**** Data rows

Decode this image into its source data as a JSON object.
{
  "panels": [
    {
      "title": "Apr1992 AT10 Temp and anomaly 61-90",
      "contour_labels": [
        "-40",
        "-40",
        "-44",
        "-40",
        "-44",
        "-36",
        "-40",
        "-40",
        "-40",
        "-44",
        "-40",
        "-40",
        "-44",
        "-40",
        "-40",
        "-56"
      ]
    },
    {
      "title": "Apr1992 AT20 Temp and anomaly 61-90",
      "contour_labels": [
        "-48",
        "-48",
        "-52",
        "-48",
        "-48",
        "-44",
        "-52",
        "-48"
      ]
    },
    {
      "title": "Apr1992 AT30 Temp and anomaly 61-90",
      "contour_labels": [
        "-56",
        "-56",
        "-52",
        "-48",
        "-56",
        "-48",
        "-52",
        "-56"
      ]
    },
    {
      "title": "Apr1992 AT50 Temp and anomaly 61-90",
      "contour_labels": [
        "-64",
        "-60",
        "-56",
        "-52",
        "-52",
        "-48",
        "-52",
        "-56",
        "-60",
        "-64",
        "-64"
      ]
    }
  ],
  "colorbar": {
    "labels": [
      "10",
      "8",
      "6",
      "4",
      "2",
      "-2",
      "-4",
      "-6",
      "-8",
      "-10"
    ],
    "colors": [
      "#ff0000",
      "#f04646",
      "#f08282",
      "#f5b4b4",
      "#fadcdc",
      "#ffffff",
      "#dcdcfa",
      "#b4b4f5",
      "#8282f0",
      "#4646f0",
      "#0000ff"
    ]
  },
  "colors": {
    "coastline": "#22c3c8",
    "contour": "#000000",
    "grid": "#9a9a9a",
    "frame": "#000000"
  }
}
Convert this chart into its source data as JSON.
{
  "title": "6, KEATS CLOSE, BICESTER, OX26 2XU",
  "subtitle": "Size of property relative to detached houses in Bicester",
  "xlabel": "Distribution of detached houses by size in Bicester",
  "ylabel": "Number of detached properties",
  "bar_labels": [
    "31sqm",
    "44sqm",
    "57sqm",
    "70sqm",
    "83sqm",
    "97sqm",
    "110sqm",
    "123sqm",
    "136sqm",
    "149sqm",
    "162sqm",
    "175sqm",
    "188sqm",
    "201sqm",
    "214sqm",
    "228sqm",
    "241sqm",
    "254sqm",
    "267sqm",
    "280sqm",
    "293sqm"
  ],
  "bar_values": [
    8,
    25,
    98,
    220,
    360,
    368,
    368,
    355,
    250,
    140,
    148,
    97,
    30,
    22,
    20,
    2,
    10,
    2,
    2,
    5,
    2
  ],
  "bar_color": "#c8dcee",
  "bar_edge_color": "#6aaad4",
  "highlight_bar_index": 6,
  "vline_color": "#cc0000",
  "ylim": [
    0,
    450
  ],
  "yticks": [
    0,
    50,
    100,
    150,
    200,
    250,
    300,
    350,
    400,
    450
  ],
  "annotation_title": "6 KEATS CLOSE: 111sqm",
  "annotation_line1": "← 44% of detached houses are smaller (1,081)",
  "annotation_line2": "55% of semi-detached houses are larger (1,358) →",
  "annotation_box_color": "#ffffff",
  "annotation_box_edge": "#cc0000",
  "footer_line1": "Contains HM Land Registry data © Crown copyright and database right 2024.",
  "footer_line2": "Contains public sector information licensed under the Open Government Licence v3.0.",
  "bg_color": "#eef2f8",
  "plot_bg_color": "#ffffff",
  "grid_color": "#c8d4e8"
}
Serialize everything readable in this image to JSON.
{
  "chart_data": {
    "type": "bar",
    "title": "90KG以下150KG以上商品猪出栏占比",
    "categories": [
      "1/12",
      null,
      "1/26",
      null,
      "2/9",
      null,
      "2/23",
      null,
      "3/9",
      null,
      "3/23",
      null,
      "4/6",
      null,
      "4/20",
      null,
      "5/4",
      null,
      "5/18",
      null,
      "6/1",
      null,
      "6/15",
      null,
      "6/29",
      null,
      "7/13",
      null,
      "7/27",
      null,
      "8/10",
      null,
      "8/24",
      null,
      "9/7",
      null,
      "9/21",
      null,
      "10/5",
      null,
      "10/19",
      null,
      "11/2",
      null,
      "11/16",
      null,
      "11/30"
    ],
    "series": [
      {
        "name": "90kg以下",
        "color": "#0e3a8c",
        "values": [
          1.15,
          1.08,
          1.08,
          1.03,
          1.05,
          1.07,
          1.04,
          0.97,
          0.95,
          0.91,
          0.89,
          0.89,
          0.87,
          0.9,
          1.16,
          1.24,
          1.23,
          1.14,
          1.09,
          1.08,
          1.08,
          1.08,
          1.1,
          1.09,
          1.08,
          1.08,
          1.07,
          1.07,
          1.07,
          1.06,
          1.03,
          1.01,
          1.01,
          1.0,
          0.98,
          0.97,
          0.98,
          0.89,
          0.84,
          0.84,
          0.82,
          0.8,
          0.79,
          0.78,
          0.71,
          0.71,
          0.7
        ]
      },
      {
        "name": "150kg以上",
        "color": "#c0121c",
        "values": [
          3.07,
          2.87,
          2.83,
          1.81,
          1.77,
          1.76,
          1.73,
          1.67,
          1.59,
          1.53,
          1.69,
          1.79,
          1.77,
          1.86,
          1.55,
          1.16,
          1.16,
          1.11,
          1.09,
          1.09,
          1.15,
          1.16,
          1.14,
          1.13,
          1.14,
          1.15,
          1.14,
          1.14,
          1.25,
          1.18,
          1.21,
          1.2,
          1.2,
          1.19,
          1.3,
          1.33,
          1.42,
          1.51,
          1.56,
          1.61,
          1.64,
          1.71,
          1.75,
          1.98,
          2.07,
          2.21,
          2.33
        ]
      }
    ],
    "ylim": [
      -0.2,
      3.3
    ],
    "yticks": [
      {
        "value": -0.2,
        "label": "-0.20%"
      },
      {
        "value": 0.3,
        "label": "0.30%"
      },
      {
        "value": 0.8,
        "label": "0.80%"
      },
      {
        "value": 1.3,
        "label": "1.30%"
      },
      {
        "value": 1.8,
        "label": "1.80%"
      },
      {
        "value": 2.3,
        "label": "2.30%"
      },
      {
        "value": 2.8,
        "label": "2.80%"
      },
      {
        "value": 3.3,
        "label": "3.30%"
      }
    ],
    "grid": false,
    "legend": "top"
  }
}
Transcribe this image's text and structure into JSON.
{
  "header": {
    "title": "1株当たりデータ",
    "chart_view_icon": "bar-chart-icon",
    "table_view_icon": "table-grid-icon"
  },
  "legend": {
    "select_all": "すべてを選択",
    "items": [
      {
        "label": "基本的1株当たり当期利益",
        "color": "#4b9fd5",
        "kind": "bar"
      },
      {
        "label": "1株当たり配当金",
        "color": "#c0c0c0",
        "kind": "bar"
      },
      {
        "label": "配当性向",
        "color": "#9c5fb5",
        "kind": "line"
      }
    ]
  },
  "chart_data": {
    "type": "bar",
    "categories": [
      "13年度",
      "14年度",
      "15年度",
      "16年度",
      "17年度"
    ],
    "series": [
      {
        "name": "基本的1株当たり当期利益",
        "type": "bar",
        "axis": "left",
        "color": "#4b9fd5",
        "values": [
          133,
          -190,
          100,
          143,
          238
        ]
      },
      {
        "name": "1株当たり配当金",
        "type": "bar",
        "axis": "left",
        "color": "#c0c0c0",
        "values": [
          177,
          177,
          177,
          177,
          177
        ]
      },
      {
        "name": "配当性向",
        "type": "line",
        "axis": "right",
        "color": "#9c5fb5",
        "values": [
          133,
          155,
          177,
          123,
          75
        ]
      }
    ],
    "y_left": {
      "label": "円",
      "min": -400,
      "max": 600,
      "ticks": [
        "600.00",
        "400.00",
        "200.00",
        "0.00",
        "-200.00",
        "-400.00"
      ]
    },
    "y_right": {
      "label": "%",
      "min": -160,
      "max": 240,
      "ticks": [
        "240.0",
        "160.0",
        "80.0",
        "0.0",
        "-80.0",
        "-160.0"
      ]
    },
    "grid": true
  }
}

********

▸ **Task instructions**: Give only the number of lines in the material above that include the word "Temp".

▸ **Solution**: 4